Challenge - Leave out the pictures and copy every record exactly.

++++++++

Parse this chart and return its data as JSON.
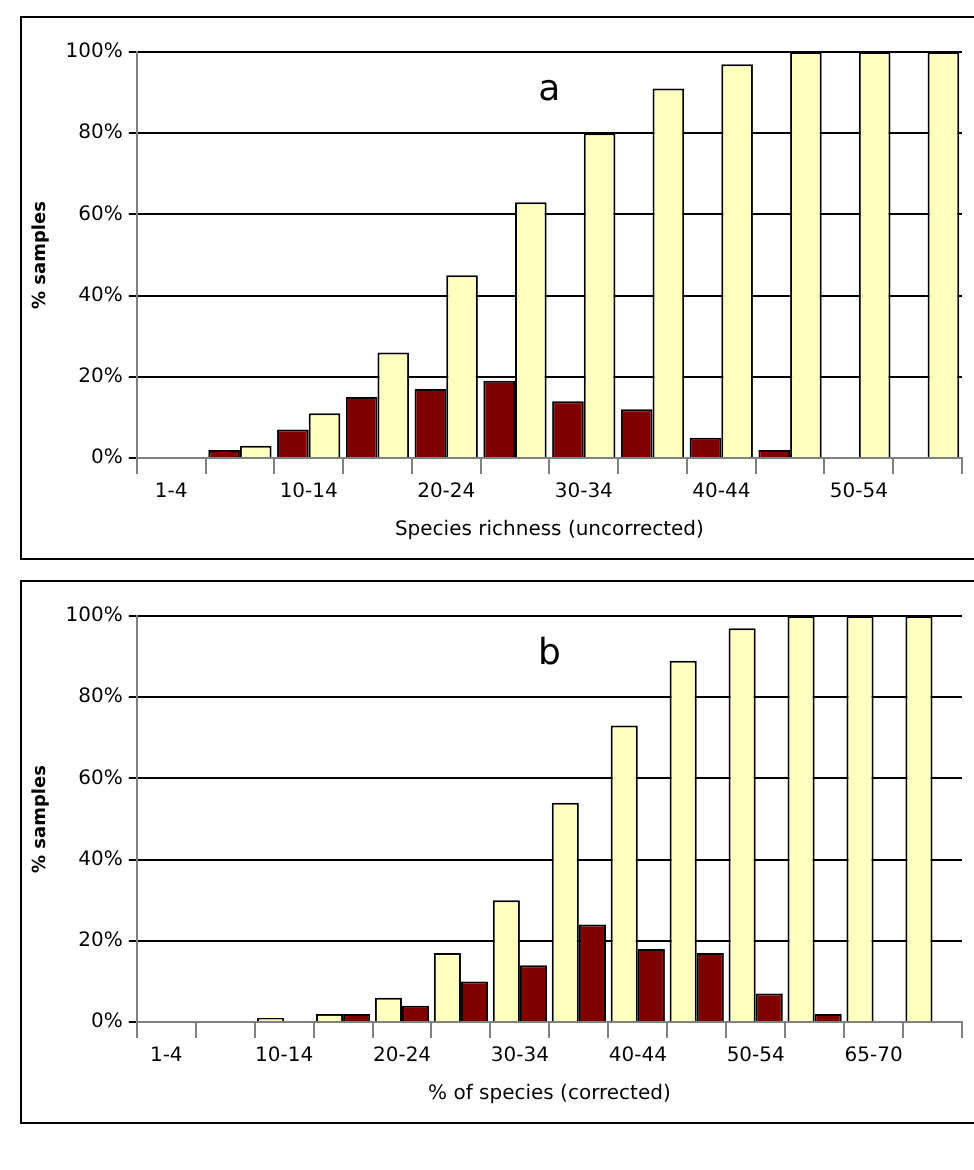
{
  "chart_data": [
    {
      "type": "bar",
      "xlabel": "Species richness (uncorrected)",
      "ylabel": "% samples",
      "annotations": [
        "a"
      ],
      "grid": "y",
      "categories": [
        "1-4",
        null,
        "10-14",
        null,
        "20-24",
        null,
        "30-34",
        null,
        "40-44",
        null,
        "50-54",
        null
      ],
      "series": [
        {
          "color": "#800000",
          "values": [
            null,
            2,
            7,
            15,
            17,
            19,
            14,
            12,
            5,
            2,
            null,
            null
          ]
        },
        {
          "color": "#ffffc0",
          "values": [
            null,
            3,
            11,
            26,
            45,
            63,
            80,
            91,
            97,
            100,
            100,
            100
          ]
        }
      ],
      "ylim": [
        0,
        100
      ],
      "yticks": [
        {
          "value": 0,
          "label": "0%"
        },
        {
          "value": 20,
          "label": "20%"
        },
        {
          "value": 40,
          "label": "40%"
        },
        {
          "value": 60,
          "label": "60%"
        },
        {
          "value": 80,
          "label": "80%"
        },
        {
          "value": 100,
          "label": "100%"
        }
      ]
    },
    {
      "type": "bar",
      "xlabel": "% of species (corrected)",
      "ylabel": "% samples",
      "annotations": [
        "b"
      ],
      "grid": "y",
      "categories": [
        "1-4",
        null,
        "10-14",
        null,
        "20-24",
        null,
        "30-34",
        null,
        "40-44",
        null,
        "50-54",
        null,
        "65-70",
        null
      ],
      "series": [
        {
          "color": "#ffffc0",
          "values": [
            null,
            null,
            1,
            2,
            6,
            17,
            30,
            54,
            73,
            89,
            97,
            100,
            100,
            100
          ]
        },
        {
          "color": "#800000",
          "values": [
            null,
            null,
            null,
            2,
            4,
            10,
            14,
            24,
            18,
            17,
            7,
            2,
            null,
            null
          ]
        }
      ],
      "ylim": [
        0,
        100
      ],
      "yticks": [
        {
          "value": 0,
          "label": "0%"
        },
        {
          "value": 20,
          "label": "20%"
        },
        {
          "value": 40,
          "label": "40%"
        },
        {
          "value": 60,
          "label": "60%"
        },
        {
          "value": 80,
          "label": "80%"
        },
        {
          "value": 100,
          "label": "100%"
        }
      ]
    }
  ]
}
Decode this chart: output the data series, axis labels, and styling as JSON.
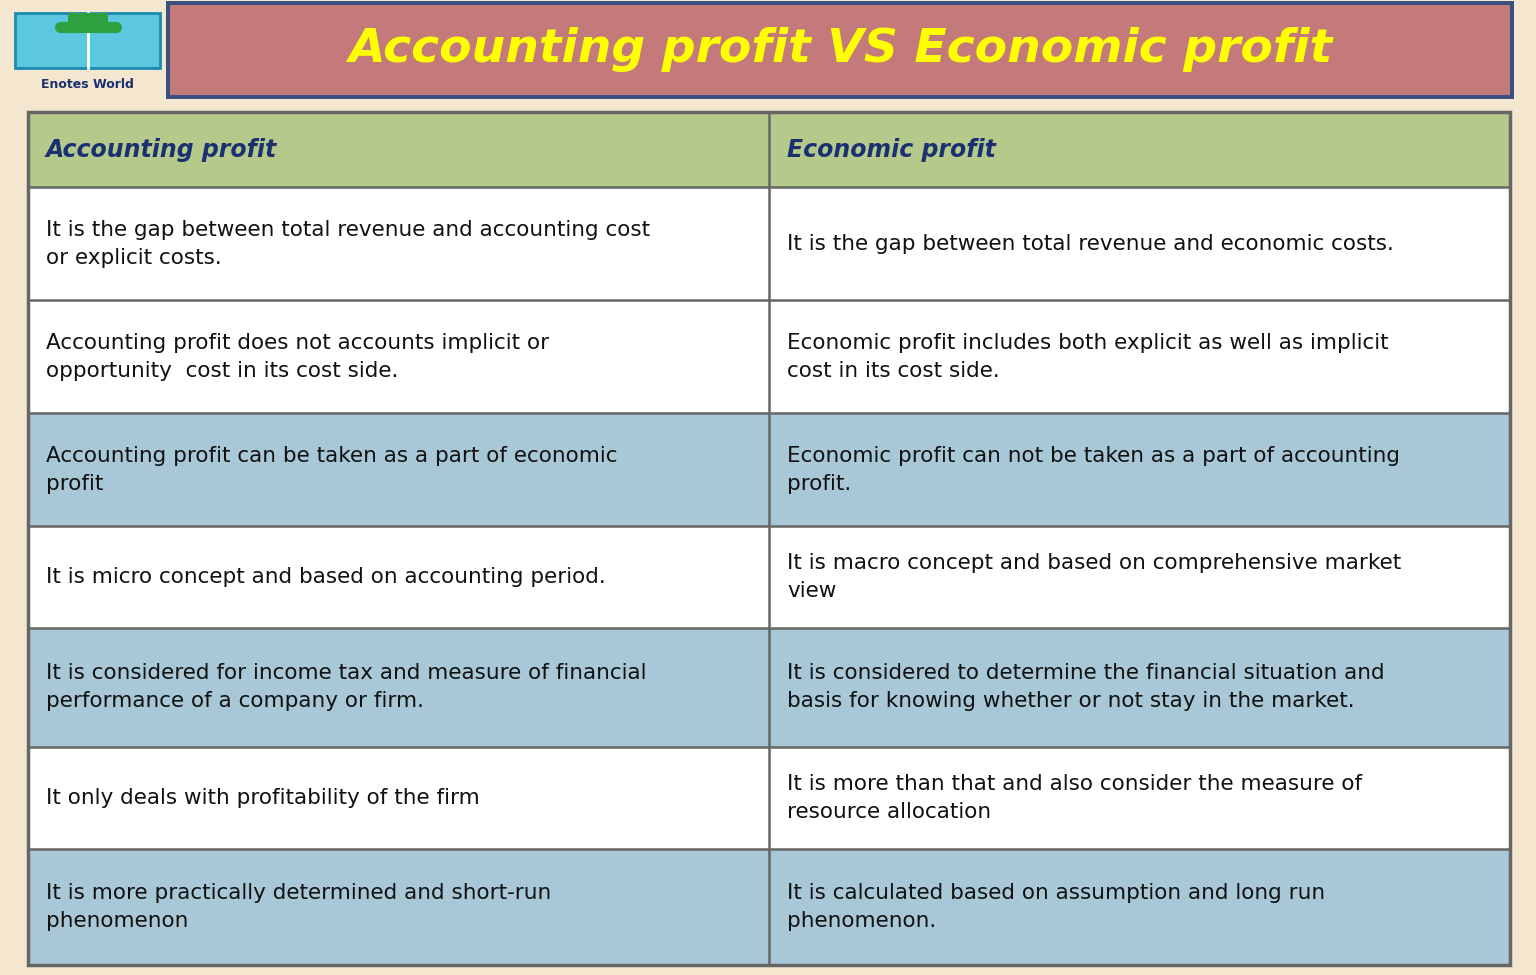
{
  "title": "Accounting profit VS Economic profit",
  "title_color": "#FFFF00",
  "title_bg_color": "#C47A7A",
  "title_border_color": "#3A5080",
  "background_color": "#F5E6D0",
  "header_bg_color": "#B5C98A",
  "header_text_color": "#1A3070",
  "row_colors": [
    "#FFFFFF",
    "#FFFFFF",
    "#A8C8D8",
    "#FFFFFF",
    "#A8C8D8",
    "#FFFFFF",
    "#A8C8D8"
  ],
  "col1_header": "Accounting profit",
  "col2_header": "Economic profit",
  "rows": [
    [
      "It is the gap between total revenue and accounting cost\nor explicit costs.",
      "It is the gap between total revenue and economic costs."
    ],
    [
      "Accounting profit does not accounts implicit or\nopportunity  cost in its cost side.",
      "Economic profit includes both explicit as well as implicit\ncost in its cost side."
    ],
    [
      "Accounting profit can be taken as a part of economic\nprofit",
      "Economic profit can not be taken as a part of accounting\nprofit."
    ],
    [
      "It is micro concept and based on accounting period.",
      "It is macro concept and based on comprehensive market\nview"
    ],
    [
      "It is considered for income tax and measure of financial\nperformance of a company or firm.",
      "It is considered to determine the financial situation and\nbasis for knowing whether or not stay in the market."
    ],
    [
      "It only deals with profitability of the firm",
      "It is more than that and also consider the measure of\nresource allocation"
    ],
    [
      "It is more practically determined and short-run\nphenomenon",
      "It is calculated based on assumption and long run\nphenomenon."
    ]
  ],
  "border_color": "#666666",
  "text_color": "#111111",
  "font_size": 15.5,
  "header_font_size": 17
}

++++++++

Exercise solution -
Parse this chart and return its data as JSON.
{
  "chart_data": [
    {
      "type": "bar",
      "xlabel": "Species richness (uncorrected)",
      "ylabel": "% samples",
      "annotations": [
        "a"
      ],
      "grid": "y",
      "categories": [
        "1-4",
        null,
        "10-14",
        null,
        "20-24",
        null,
        "30-34",
        null,
        "40-44",
        null,
        "50-54",
        null
      ],
      "series": [
        {
          "color": "#800000",
          "values": [
            null,
            2,
            7,
            15,
            17,
            19,
            14,
            12,
            5,
            2,
            null,
            null
          ]
        },
        {
          "color": "#ffffc0",
          "values": [
            null,
            3,
            11,
            26,
            45,
            63,
            80,
            91,
            97,
            100,
            100,
            100
          ]
        }
      ],
      "ylim": [
        0,
        100
      ],
      "yticks": [
        {
          "value": 0,
          "label": "0%"
        },
        {
          "value": 20,
          "label": "20%"
        },
        {
          "value": 40,
          "label": "40%"
        },
        {
          "value": 60,
          "label": "60%"
        },
        {
          "value": 80,
          "label": "80%"
        },
        {
          "value": 100,
          "label": "100%"
        }
      ]
    },
    {
      "type": "bar",
      "xlabel": "% of species (corrected)",
      "ylabel": "% samples",
      "annotations": [
        "b"
      ],
      "grid": "y",
      "categories": [
        "1-4",
        null,
        "10-14",
        null,
        "20-24",
        null,
        "30-34",
        null,
        "40-44",
        null,
        "50-54",
        null,
        "65-70",
        null
      ],
      "series": [
        {
          "color": "#ffffc0",
          "values": [
            null,
            null,
            1,
            2,
            6,
            17,
            30,
            54,
            73,
            89,
            97,
            100,
            100,
            100
          ]
        },
        {
          "color": "#800000",
          "values": [
            null,
            null,
            null,
            2,
            4,
            10,
            14,
            24,
            18,
            17,
            7,
            2,
            null,
            null
          ]
        }
      ],
      "ylim": [
        0,
        100
      ],
      "yticks": [
        {
          "value": 0,
          "label": "0%"
        },
        {
          "value": 20,
          "label": "20%"
        },
        {
          "value": 40,
          "label": "40%"
        },
        {
          "value": 60,
          "label": "60%"
        },
        {
          "value": 80,
          "label": "80%"
        },
        {
          "value": 100,
          "label": "100%"
        }
      ]
    }
  ]
}
Decode this chart: output the data series, axis labels, and styling as JSON.
{
  "title": "Accounting profit VS Economic profit",
  "title_color": "#FFFF00",
  "title_bg_color": "#C47A7A",
  "title_border_color": "#3A5080",
  "background_color": "#F5E6D0",
  "header_bg_color": "#B5C98A",
  "header_text_color": "#1A3070",
  "row_colors": [
    "#FFFFFF",
    "#FFFFFF",
    "#A8C8D8",
    "#FFFFFF",
    "#A8C8D8",
    "#FFFFFF",
    "#A8C8D8"
  ],
  "col1_header": "Accounting profit",
  "col2_header": "Economic profit",
  "rows": [
    [
      "It is the gap between total revenue and accounting cost\nor explicit costs.",
      "It is the gap between total revenue and economic costs."
    ],
    [
      "Accounting profit does not accounts implicit or\nopportunity  cost in its cost side.",
      "Economic profit includes both explicit as well as implicit\ncost in its cost side."
    ],
    [
      "Accounting profit can be taken as a part of economic\nprofit",
      "Economic profit can not be taken as a part of accounting\nprofit."
    ],
    [
      "It is micro concept and based on accounting period.",
      "It is macro concept and based on comprehensive market\nview"
    ],
    [
      "It is considered for income tax and measure of financial\nperformance of a company or firm.",
      "It is considered to determine the financial situation and\nbasis for knowing whether or not stay in the market."
    ],
    [
      "It only deals with profitability of the firm",
      "It is more than that and also consider the measure of\nresource allocation"
    ],
    [
      "It is more practically determined and short-run\nphenomenon",
      "It is calculated based on assumption and long run\nphenomenon."
    ]
  ],
  "border_color": "#666666",
  "text_color": "#111111",
  "font_size": 15.5,
  "header_font_size": 17
}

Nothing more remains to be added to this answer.